_PAGE TEXT:_
Meet Me at Crafty

Below the line and top of mind

‘We Can Flip the Ambulance If You Want’: ‘FBI: Most Wanted’ Stunt Coordinators on Doing Big Stuff for Real

There are two kinds of network procedural watchers: the ones who watch for the plot and the ones who come for the adrenaline-fueled stunts. And Declan Mulvey and Nitasha Bhambree just spent a few seasons on FBI: Most Wanted giving the latter group everything they could hope for.

Stream FBI: Most Wanted

Unlike the CGI-and-green-screen playgrounds of blockbuster filmmaking, FBI: Most Wanted shot in New York City proper. Which meant staging gunfire at the Queens Museum. Which meant coordinating a three-car pileup in Manhattan on a Saturday — something that sounds less like planning a stunt and more like planning a coup.

That last stunt was a particularly powerful one.  “Our last episode, we had a big, three-bone crash. It’s normally two cars,” Bhambree says. To raise the stakes even further, the script specified Manhattan. “We weren’t sure that it was gonna happen, but we got to do it. And everything looked amazing because of that location. It just worked out so well.”

_WORK TO COMPLETE:_
a – According to the article on the FBI: Most Wanted stunt coordinators, how many cars does a crash normally involve?
b – Carry on the article about the FBI: Most Wanted stunt coordinators from its last sentence.

_INFORMATION SUPPLIED:_
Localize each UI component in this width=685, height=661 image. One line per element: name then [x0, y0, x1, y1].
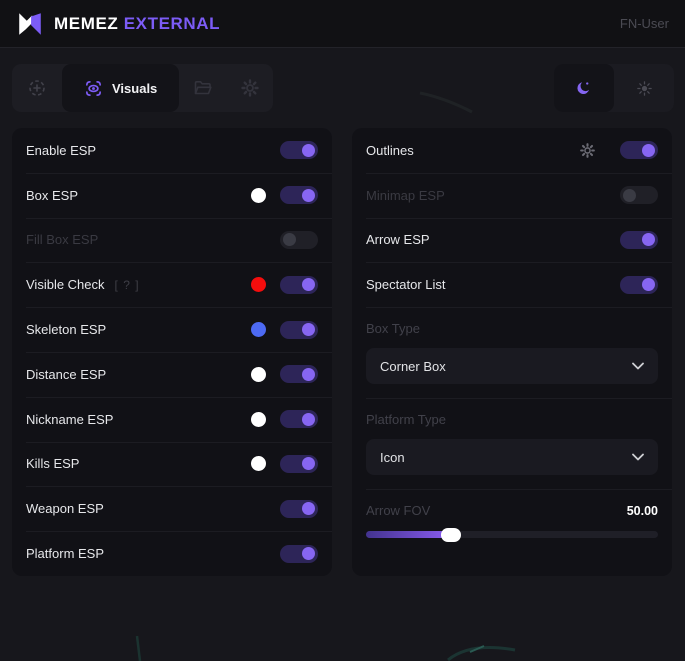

_TASK-BY-TASK OUTPUTS:_
a – Two cars.

b –
When asked what they like seeing in a script, the answer is immediate: bigger is better. The only dread comes when something cool appears on the page but ends up in scheduling limbo while negotiations drag. “ The tricky ones were where we get something on the page that we’d be excited about, but then it’d be on again, off again,” Mulvey says. “Then with four days left, they’d be like, ‘It’s a go!’ And then us and effects and locations and the art department, we’d all have to scramble and start getting ready to shoot it.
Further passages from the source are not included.